» EXERCISE DETAILS
Output the records exactly as they appear, with no pictures included.
* begin DATA IN THIS EXERCISE *
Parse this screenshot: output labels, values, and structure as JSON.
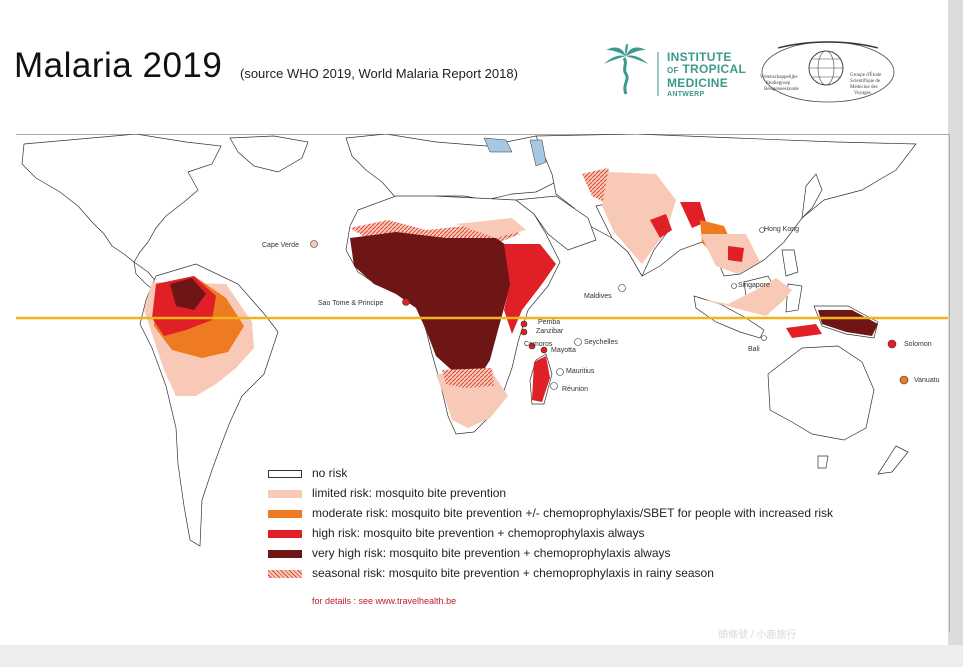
{
  "header": {
    "title": "Malaria 2019",
    "subtitle": "(source WHO 2019, World Malaria Report 2018)"
  },
  "logo_itm": {
    "line1": "INSTITUTE",
    "line2_small": "OF",
    "line2": "TROPICAL",
    "line3": "MEDICINE",
    "line4": "ANTWERP"
  },
  "logo_gemv": {
    "left_text": "Wetenschappelijke Studiegroep Reisgeneeskunde",
    "right_text": "Groupe d'Étude Scientifique de Médecine des Voyages"
  },
  "map_labels": {
    "cape_verde": "Cape Verde",
    "sao_tome": "Sao Tome & Principe",
    "maldives": "Maldives",
    "pemba": "Pemba",
    "zanzibar": "Zanzibar",
    "comoros": "Comoros",
    "seychelles": "Seychelles",
    "mayotta": "Mayotta",
    "mauritius": "Mauritius",
    "reunion": "Réunion",
    "hong_kong": "Hong Kong",
    "singapore": "Singapore",
    "bali": "Bali",
    "solomon": "Solomon",
    "vanuatu": "Vanuatu"
  },
  "colors": {
    "no_risk": "#ffffff",
    "limited": "#f7c9b6",
    "moderate": "#ee7a22",
    "high": "#e01f26",
    "very_high": "#6e1616",
    "seasonal": "#e36a5a",
    "equator": "#f2b21c",
    "water": "#a7c8e2"
  },
  "legend": {
    "items": [
      {
        "key": "no_risk",
        "label": "no risk"
      },
      {
        "key": "limited",
        "label": "limited risk: mosquito bite prevention"
      },
      {
        "key": "moderate",
        "label": "moderate risk: mosquito bite prevention +/- chemoprophylaxis/SBET for people with increased risk"
      },
      {
        "key": "high",
        "label": "high risk: mosquito bite prevention + chemoprophylaxis always"
      },
      {
        "key": "very_high",
        "label": "very high risk: mosquito bite prevention + chemoprophylaxis always"
      },
      {
        "key": "seasonal",
        "label": "seasonal risk: mosquito bite prevention + chemoprophylaxis in rainy season"
      }
    ],
    "details": "for details : see www.travelhealth.be"
  },
  "watermark": "頭條號 / 小鹿旅行"
}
* end DATA IN THIS EXERCISE *
» FINAL RESULT
Parse this screenshot: output labels, values, and structure as JSON.
{
  "header": {
    "title": "Malaria 2019",
    "subtitle": "(source WHO 2019, World Malaria Report 2018)"
  },
  "logo_itm": {
    "line1": "INSTITUTE",
    "line2_small": "OF",
    "line2": "TROPICAL",
    "line3": "MEDICINE",
    "line4": "ANTWERP"
  },
  "logo_gemv": {
    "left_text": "Wetenschappelijke Studiegroep Reisgeneeskunde",
    "right_text": "Groupe d'Étude Scientifique de Médecine des Voyages"
  },
  "map_labels": {
    "cape_verde": "Cape Verde",
    "sao_tome": "Sao Tome & Principe",
    "maldives": "Maldives",
    "pemba": "Pemba",
    "zanzibar": "Zanzibar",
    "comoros": "Comoros",
    "seychelles": "Seychelles",
    "mayotta": "Mayotta",
    "mauritius": "Mauritius",
    "reunion": "Réunion",
    "hong_kong": "Hong Kong",
    "singapore": "Singapore",
    "bali": "Bali",
    "solomon": "Solomon",
    "vanuatu": "Vanuatu"
  },
  "colors": {
    "no_risk": "#ffffff",
    "limited": "#f7c9b6",
    "moderate": "#ee7a22",
    "high": "#e01f26",
    "very_high": "#6e1616",
    "seasonal": "#e36a5a",
    "equator": "#f2b21c",
    "water": "#a7c8e2"
  },
  "legend": {
    "items": [
      {
        "key": "no_risk",
        "label": "no risk"
      },
      {
        "key": "limited",
        "label": "limited risk: mosquito bite prevention"
      },
      {
        "key": "moderate",
        "label": "moderate risk: mosquito bite prevention +/- chemoprophylaxis/SBET for people with increased risk"
      },
      {
        "key": "high",
        "label": "high risk: mosquito bite prevention + chemoprophylaxis always"
      },
      {
        "key": "very_high",
        "label": "very high risk: mosquito bite prevention + chemoprophylaxis always"
      },
      {
        "key": "seasonal",
        "label": "seasonal risk: mosquito bite prevention + chemoprophylaxis in rainy season"
      }
    ],
    "details": "for details : see www.travelhealth.be"
  },
  "watermark": "頭條號 / 小鹿旅行"
}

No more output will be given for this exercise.